Your objective> Can you transcribe every line exactly and leave the pictures behind?

------------------------------------------------

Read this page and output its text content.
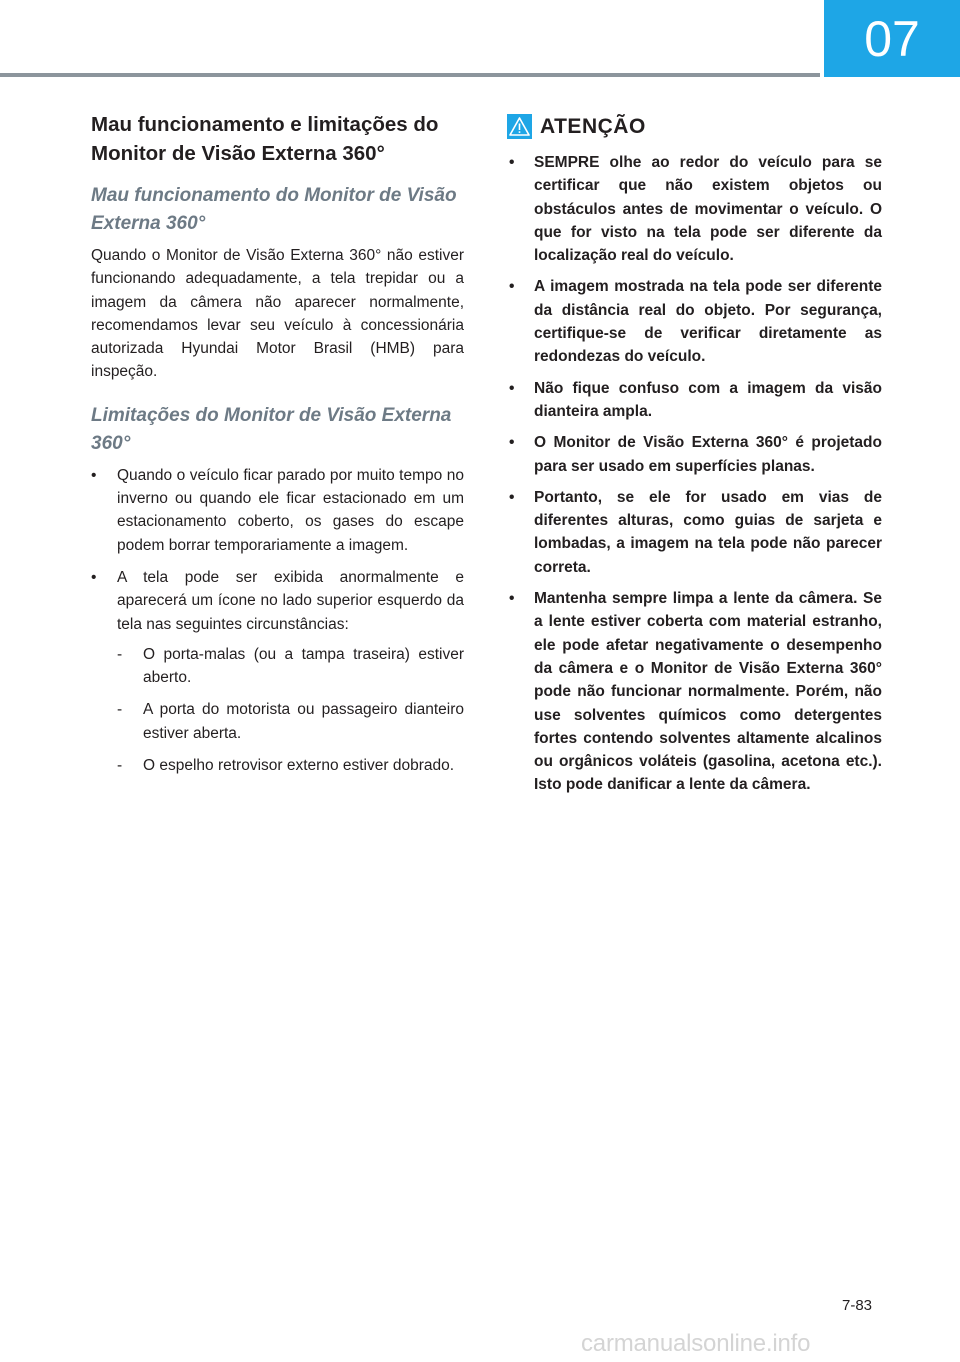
07
Mau funcionamento e limitações do Monitor de Visão Externa 360°
Mau funcionamento do Monitor de Visão Externa 360°

Quando o Monitor de Visão Externa 360° não estiver funcionando adequadamente, a tela trepidar ou a imagem da câmera não aparecer normalmente, recomendamos levar seu veículo à concessionária autorizada Hyundai Motor Brasil (HMB) para inspeção.

Limitações do Monitor de Visão Externa 360°
• Quando o veículo ficar parado por muito tempo no inverno ou quando ele ficar estacionado em um estacionamento coberto, os gases do escape podem borrar temporariamente a imagem.
• A tela pode ser exibida anormalmente e aparecerá um ícone no lado superior esquerdo da tela nas seguintes circunstâncias:
- O porta-malas (ou a tampa traseira) estiver aberto.
- A porta do motorista ou passageiro dianteiro estiver aberta.
- O espelho retrovisor externo estiver dobrado.
ATENÇÃO
• SEMPRE olhe ao redor do veículo para se certificar que não existem objetos ou obstáculos antes de movimentar o veículo. O que for visto na tela pode ser diferente da localização real do veículo.
• A imagem mostrada na tela pode ser diferente da distância real do objeto. Por segurança, certifique-se de verificar diretamente as redondezas do veículo.
• Não fique confuso com a imagem da visão dianteira ampla.
• O Monitor de Visão Externa 360° é projetado para ser usado em superfícies planas.
• Portanto, se ele for usado em vias de diferentes alturas, como guias de sarjeta e lombadas, a imagem na tela pode não parecer correta.
• Mantenha sempre limpa a lente da câmera. Se a lente estiver coberta com material estranho, ele pode afetar negativamente o desempenho da câmera e o Monitor de Visão Externa 360° pode não funcionar normalmente. Porém, não use solventes químicos como detergentes fortes contendo solventes altamente alcalinos ou orgânicos voláteis (gasolina, acetona etc.). Isto pode danificar a lente da câmera.
7-83
carmanualsonline.info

------------------------------------------------

Answer to this exercise>
Read this page and output its text content.
07
Mau funcionamento e limitações do Monitor de Visão Externa 360°
Mau funcionamento do Monitor de Visão Externa 360°

Quando o Monitor de Visão Externa 360° não estiver funcionando adequadamente, a tela trepidar ou a imagem da câmera não aparecer normalmente, recomendamos levar seu veículo à concessionária autorizada Hyundai Motor Brasil (HMB) para inspeção.

Limitações do Monitor de Visão Externa 360°
• Quando o veículo ficar parado por muito tempo no inverno ou quando ele ficar estacionado em um estacionamento coberto, os gases do escape podem borrar temporariamente a imagem.
• A tela pode ser exibida anormalmente e aparecerá um ícone no lado superior esquerdo da tela nas seguintes circunstâncias:
- O porta-malas (ou a tampa traseira) estiver aberto.
- A porta do motorista ou passageiro dianteiro estiver aberta.
- O espelho retrovisor externo estiver dobrado.
ATENÇÃO
• SEMPRE olhe ao redor do veículo para se certificar que não existem objetos ou obstáculos antes de movimentar o veículo. O que for visto na tela pode ser diferente da localização real do veículo.
• A imagem mostrada na tela pode ser diferente da distância real do objeto. Por segurança, certifique-se de verificar diretamente as redondezas do veículo.
• Não fique confuso com a imagem da visão dianteira ampla.
• O Monitor de Visão Externa 360° é projetado para ser usado em superfícies planas.
• Portanto, se ele for usado em vias de diferentes alturas, como guias de sarjeta e lombadas, a imagem na tela pode não parecer correta.
• Mantenha sempre limpa a lente da câmera. Se a lente estiver coberta com material estranho, ele pode afetar negativamente o desempenho da câmera e o Monitor de Visão Externa 360° pode não funcionar normalmente. Porém, não use solventes químicos como detergentes fortes contendo solventes altamente alcalinos ou orgânicos voláteis (gasolina, acetona etc.). Isto pode danificar a lente da câmera.
7-83
carmanualsonline.info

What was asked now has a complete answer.